**Task prompt**
Write the material out again exactly.

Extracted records
** BEGIN **
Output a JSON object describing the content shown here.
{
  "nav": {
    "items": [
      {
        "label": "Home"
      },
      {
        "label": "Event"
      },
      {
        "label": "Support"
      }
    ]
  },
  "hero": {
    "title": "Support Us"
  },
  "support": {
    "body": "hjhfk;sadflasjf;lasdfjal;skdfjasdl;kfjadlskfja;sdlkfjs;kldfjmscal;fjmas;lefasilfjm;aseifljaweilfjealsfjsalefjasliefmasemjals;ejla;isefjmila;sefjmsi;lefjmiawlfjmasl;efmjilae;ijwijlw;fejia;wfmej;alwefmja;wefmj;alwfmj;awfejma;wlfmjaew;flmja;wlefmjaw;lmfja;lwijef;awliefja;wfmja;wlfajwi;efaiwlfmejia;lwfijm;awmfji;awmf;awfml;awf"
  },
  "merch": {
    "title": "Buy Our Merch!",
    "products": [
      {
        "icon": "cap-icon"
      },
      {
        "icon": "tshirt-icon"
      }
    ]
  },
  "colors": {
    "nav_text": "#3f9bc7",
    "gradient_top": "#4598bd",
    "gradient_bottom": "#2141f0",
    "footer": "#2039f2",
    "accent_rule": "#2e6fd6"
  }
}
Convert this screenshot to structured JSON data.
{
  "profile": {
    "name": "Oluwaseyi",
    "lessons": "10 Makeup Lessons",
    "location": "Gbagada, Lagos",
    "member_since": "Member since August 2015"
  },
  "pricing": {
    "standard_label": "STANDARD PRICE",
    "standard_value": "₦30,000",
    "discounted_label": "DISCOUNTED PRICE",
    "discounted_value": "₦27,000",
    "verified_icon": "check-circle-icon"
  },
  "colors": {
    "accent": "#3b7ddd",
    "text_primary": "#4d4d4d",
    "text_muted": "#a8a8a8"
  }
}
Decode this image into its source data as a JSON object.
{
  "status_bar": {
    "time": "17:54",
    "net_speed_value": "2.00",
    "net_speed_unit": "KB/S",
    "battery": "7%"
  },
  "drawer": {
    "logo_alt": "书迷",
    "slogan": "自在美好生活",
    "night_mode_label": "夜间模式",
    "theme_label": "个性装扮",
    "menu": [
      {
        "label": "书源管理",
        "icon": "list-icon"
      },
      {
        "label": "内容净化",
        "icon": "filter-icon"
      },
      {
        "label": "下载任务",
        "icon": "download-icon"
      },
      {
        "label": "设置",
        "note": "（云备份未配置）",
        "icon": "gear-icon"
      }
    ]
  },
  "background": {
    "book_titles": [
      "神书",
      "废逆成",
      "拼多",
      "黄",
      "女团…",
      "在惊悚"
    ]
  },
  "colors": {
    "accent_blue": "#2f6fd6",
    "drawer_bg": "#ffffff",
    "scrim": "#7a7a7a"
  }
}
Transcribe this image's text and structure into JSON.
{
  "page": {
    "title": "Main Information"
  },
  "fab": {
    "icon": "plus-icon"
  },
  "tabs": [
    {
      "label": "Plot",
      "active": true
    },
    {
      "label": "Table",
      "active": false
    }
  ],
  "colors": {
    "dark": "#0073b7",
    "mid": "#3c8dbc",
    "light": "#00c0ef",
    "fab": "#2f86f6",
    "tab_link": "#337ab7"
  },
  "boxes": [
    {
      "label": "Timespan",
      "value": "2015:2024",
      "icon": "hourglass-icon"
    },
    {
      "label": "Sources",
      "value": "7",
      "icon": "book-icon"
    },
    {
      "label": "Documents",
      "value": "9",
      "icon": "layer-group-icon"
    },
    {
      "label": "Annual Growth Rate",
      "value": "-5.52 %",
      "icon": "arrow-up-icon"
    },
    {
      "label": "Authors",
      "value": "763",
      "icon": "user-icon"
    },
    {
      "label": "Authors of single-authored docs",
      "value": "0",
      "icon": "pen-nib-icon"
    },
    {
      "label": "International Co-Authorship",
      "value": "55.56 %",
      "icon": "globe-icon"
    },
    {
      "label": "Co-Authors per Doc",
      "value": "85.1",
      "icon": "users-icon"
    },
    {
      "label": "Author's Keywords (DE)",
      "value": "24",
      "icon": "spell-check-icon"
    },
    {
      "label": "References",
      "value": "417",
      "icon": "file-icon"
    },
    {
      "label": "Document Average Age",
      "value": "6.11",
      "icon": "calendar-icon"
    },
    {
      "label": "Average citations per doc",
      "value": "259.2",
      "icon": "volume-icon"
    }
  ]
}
** END **
**Reply**
Output a JSON object describing the content shown here.
{
  "nav": {
    "items": [
      {
        "label": "Home"
      },
      {
        "label": "Event"
      },
      {
        "label": "Support"
      }
    ]
  },
  "hero": {
    "title": "Support Us"
  },
  "support": {
    "body": "hjhfk;sadflasjf;lasdfjal;skdfjasdl;kfjadlskfja;sdlkfjs;kldfjmscal;fjmas;lefasilfjm;aseifljaweilfjealsfjsalefjasliefmasemjals;ejla;isefjmila;sefjmsi;lefjmiawlfjmasl;efmjilae;ijwijlw;fejia;wfmej;alwefmja;wefmj;alwfmj;awfejma;wlfmjaew;flmja;wlefmjaw;lmfja;lwijef;awliefja;wfmja;wlfajwi;efaiwlfmejia;lwfijm;awmfji;awmf;awfml;awf"
  },
  "merch": {
    "title": "Buy Our Merch!",
    "products": [
      {
        "icon": "cap-icon"
      },
      {
        "icon": "tshirt-icon"
      }
    ]
  },
  "colors": {
    "nav_text": "#3f9bc7",
    "gradient_top": "#4598bd",
    "gradient_bottom": "#2141f0",
    "footer": "#2039f2",
    "accent_rule": "#2e6fd6"
  }
}
Convert this screenshot to structured JSON data.
{
  "profile": {
    "name": "Oluwaseyi",
    "lessons": "10 Makeup Lessons",
    "location": "Gbagada, Lagos",
    "member_since": "Member since August 2015"
  },
  "pricing": {
    "standard_label": "STANDARD PRICE",
    "standard_value": "₦30,000",
    "discounted_label": "DISCOUNTED PRICE",
    "discounted_value": "₦27,000",
    "verified_icon": "check-circle-icon"
  },
  "colors": {
    "accent": "#3b7ddd",
    "text_primary": "#4d4d4d",
    "text_muted": "#a8a8a8"
  }
}
Decode this image into its source data as a JSON object.
{
  "status_bar": {
    "time": "17:54",
    "net_speed_value": "2.00",
    "net_speed_unit": "KB/S",
    "battery": "7%"
  },
  "drawer": {
    "logo_alt": "书迷",
    "slogan": "自在美好生活",
    "night_mode_label": "夜间模式",
    "theme_label": "个性装扮",
    "menu": [
      {
        "label": "书源管理",
        "icon": "list-icon"
      },
      {
        "label": "内容净化",
        "icon": "filter-icon"
      },
      {
        "label": "下载任务",
        "icon": "download-icon"
      },
      {
        "label": "设置",
        "note": "（云备份未配置）",
        "icon": "gear-icon"
      }
    ]
  },
  "background": {
    "book_titles": [
      "神书",
      "废逆成",
      "拼多",
      "黄",
      "女团…",
      "在惊悚"
    ]
  },
  "colors": {
    "accent_blue": "#2f6fd6",
    "drawer_bg": "#ffffff",
    "scrim": "#7a7a7a"
  }
}
Transcribe this image's text and structure into JSON.
{
  "page": {
    "title": "Main Information"
  },
  "fab": {
    "icon": "plus-icon"
  },
  "tabs": [
    {
      "label": "Plot",
      "active": true
    },
    {
      "label": "Table",
      "active": false
    }
  ],
  "colors": {
    "dark": "#0073b7",
    "mid": "#3c8dbc",
    "light": "#00c0ef",
    "fab": "#2f86f6",
    "tab_link": "#337ab7"
  },
  "boxes": [
    {
      "label": "Timespan",
      "value": "2015:2024",
      "icon": "hourglass-icon"
    },
    {
      "label": "Sources",
      "value": "7",
      "icon": "book-icon"
    },
    {
      "label": "Documents",
      "value": "9",
      "icon": "layer-group-icon"
    },
    {
      "label": "Annual Growth Rate",
      "value": "-5.52 %",
      "icon": "arrow-up-icon"
    },
    {
      "label": "Authors",
      "value": "763",
      "icon": "user-icon"
    },
    {
      "label": "Authors of single-authored docs",
      "value": "0",
      "icon": "pen-nib-icon"
    },
    {
      "label": "International Co-Authorship",
      "value": "55.56 %",
      "icon": "globe-icon"
    },
    {
      "label": "Co-Authors per Doc",
      "value": "85.1",
      "icon": "users-icon"
    },
    {
      "label": "Author's Keywords (DE)",
      "value": "24",
      "icon": "spell-check-icon"
    },
    {
      "label": "References",
      "value": "417",
      "icon": "file-icon"
    },
    {
      "label": "Document Average Age",
      "value": "6.11",
      "icon": "calendar-icon"
    },
    {
      "label": "Average citations per doc",
      "value": "259.2",
      "icon": "volume-icon"
    }
  ]
}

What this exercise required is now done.